» **The request**: Gather the lines below that include the string "papierschampenois", copying each in full.

(Data entries)
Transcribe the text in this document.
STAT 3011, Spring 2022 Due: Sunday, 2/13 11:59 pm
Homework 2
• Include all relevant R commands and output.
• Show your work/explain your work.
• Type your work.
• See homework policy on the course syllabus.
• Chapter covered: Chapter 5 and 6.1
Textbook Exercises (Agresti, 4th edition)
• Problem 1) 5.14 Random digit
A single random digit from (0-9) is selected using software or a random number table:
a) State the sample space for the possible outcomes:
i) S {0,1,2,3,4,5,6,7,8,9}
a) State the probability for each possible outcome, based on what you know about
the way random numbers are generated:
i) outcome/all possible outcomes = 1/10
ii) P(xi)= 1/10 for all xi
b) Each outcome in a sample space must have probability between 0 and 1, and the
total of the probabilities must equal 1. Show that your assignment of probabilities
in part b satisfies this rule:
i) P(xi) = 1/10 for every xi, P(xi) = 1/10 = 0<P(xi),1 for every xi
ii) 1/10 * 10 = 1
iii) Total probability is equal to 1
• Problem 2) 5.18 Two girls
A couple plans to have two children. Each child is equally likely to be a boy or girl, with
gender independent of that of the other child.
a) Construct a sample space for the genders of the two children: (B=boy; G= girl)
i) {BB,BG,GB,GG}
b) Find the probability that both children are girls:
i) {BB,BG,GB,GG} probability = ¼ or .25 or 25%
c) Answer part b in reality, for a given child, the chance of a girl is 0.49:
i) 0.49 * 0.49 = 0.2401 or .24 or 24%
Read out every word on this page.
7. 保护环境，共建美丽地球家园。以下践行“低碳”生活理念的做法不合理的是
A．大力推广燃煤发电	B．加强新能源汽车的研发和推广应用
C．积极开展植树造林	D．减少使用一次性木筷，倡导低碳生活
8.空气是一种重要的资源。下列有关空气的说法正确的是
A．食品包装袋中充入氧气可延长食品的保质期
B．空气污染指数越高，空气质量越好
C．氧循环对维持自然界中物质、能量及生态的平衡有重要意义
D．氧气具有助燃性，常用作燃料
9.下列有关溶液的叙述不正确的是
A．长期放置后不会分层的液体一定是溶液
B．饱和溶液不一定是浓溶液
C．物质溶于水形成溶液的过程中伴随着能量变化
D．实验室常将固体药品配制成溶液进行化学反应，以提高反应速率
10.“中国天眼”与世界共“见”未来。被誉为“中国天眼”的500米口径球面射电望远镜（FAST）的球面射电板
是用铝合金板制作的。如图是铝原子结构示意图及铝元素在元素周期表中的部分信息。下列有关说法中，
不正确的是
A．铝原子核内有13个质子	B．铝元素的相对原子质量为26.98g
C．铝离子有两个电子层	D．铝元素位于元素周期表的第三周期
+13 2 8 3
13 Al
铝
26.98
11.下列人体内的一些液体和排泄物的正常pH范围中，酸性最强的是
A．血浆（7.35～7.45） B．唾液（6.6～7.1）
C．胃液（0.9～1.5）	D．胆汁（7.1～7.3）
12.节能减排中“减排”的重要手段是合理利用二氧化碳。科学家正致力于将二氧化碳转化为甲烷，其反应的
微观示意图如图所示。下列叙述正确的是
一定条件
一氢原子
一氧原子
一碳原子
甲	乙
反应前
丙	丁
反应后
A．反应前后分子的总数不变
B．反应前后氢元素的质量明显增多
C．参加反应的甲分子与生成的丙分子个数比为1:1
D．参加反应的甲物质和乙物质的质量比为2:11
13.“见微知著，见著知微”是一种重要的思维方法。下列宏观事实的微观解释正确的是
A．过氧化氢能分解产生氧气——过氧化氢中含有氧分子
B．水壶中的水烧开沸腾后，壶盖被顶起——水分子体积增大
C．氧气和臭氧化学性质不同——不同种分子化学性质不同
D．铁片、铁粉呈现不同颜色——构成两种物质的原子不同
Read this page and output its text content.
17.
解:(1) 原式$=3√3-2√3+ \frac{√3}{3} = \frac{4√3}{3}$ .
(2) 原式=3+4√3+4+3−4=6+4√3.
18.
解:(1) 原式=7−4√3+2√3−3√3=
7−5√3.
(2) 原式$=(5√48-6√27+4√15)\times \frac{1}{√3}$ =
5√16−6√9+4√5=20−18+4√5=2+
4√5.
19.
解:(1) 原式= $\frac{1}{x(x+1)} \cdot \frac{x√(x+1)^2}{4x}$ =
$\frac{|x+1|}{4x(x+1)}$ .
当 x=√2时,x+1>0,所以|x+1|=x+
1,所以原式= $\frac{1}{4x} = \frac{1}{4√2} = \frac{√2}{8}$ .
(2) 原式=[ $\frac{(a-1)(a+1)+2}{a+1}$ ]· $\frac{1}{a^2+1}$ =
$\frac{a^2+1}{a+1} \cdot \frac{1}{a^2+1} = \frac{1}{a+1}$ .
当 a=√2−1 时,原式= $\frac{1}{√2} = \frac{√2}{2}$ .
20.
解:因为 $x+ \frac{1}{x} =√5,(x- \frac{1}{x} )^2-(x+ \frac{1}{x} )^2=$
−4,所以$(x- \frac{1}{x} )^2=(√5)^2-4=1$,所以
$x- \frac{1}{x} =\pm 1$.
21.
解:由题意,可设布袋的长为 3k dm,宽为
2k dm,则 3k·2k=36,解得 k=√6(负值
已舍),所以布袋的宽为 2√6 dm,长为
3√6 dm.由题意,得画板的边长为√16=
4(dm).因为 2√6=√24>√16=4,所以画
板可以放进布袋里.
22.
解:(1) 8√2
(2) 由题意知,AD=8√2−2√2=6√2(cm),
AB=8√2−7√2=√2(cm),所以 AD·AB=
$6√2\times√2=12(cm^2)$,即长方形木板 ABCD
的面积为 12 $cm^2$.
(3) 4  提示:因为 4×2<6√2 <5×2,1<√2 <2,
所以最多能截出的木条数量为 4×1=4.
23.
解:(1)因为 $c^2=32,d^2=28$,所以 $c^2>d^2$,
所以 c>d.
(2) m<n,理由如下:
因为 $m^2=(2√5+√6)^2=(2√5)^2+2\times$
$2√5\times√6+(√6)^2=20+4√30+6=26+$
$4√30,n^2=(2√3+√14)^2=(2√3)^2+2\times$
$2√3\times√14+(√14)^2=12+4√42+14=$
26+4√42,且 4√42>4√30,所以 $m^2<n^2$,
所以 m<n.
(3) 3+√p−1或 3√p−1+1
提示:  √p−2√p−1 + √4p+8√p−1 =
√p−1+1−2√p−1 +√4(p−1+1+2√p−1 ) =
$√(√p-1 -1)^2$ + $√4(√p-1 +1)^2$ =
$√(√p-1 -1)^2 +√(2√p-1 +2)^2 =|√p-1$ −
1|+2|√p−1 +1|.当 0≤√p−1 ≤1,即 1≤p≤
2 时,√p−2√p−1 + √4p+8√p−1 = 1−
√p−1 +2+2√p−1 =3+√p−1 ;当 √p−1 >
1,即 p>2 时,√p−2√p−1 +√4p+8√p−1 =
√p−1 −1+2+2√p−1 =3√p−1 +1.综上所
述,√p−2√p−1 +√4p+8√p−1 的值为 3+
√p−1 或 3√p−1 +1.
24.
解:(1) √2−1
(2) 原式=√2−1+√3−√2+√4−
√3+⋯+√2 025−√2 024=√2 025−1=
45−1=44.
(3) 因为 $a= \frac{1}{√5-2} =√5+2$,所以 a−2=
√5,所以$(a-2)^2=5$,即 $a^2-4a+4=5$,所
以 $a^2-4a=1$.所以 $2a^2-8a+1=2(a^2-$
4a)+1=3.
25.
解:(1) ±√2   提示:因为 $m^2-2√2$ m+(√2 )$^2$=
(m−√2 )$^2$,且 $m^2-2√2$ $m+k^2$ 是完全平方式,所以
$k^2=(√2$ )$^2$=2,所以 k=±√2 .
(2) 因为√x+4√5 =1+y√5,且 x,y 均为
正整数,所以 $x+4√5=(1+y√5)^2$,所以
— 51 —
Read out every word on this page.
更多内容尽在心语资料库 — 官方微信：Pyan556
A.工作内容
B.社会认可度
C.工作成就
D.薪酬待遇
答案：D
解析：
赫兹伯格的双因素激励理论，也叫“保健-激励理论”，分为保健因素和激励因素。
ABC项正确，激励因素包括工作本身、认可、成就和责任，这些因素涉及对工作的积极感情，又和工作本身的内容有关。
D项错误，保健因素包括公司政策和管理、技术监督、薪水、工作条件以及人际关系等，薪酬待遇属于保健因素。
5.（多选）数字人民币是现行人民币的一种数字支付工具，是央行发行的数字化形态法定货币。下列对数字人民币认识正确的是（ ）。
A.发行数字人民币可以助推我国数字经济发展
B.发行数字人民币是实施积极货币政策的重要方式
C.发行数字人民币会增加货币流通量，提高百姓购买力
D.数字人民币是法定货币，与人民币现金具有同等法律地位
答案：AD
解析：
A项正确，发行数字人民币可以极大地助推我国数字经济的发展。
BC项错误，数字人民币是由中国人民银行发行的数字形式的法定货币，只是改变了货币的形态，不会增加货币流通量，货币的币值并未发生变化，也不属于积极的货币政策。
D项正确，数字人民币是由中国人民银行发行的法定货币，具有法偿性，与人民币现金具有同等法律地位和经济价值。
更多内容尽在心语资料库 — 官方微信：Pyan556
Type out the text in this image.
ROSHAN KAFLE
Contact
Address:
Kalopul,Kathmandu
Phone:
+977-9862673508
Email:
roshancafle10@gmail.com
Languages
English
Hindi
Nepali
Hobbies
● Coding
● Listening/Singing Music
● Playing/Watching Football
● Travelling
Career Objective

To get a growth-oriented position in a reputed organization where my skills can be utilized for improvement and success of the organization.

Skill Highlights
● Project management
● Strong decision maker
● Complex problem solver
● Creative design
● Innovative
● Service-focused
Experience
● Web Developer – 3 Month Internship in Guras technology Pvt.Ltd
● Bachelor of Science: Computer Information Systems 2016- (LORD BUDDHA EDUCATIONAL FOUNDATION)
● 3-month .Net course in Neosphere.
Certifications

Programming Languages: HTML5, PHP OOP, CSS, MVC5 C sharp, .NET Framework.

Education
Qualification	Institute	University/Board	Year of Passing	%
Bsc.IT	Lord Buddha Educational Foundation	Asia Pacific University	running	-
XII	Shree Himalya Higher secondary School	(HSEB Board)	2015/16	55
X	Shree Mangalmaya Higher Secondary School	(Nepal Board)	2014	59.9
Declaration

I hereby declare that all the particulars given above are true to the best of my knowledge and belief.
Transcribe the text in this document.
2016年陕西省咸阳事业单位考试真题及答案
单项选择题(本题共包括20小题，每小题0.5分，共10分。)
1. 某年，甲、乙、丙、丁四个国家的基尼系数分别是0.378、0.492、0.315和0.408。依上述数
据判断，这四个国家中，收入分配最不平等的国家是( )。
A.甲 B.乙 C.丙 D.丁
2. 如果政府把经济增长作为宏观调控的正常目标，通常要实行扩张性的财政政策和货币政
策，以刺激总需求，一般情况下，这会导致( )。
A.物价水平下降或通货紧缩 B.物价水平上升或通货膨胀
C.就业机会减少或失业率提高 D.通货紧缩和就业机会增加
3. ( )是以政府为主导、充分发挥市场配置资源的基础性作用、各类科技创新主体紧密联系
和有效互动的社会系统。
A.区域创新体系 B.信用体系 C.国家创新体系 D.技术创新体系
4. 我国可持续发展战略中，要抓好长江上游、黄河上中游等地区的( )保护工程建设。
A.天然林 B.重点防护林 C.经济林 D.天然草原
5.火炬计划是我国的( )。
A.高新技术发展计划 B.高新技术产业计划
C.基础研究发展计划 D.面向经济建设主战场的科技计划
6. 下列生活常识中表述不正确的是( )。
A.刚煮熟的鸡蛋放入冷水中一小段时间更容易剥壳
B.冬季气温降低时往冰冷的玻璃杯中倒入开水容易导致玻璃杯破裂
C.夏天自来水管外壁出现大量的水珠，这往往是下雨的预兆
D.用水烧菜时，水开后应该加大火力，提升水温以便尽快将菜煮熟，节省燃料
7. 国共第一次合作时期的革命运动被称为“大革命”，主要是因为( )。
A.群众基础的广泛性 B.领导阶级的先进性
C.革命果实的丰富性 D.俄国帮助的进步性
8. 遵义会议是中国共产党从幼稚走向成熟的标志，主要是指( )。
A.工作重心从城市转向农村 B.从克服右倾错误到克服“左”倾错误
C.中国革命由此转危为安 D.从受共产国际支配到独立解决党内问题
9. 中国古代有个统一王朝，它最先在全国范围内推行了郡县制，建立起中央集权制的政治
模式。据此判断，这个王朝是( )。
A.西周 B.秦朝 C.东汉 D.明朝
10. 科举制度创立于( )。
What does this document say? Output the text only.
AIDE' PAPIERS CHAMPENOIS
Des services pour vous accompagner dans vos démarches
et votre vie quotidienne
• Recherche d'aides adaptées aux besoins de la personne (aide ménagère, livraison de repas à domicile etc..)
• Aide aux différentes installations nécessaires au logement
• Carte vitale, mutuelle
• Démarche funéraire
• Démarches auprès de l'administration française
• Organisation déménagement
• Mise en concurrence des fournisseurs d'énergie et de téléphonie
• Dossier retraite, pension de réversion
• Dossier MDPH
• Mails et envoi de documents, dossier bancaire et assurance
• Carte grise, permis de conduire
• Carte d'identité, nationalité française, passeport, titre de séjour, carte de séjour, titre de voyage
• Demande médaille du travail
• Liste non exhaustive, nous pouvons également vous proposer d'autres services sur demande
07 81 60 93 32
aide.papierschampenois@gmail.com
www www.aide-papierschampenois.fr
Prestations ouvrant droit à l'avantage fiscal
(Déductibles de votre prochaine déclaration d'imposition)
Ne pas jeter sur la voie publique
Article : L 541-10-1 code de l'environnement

» **Worked answer**:
aide.papierschampenois@gmail.com
www www.aide-papierschampenois.fr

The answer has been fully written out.